Problem to solve
Take every line where the string "JSON" appears and copy it.

[Records]
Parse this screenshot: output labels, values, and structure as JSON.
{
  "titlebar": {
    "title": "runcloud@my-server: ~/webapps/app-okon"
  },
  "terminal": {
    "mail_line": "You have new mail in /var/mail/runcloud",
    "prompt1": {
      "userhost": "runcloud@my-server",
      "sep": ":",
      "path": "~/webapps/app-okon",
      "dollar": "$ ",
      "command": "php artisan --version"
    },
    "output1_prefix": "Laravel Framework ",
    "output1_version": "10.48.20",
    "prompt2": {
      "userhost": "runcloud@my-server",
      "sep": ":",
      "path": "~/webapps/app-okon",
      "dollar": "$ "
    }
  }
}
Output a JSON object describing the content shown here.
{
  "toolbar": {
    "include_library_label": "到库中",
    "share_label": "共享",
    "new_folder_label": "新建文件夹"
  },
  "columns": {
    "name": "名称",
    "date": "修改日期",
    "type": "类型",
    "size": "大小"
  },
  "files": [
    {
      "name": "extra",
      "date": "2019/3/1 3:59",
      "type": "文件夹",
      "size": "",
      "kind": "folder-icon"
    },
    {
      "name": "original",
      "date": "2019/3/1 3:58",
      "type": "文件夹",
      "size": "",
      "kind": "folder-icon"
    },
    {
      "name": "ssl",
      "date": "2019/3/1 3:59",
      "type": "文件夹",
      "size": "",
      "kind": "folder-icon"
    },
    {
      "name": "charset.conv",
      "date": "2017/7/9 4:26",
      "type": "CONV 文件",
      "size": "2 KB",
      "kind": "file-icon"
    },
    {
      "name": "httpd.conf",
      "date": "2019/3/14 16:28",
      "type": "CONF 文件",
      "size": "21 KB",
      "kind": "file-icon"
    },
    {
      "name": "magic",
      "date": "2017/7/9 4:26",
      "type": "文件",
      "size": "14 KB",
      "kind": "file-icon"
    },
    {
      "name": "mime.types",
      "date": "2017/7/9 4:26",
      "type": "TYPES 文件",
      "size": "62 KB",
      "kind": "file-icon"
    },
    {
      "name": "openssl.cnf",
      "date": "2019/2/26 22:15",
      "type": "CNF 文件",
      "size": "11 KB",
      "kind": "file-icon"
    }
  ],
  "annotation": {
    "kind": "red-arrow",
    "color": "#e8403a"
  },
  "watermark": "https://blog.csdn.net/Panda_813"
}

The response
Parse this screenshot: output labels, values, and structure as JSON.
Output a JSON object describing the content shown here.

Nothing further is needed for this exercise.